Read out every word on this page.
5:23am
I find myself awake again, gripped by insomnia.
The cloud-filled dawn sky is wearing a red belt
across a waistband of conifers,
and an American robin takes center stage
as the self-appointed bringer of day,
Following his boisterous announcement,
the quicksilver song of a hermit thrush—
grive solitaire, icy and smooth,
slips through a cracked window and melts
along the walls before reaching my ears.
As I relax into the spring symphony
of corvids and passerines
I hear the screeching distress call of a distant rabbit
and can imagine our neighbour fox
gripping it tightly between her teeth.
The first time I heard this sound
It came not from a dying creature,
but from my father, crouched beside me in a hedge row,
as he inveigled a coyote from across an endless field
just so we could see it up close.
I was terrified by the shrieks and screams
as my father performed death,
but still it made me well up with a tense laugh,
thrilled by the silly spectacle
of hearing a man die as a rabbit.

* * *

What you are asked to do » Lines that hold the word "this" are the ones to return, every one of them.

Right answer »
Read out every word on this page.
The first time I heard this sound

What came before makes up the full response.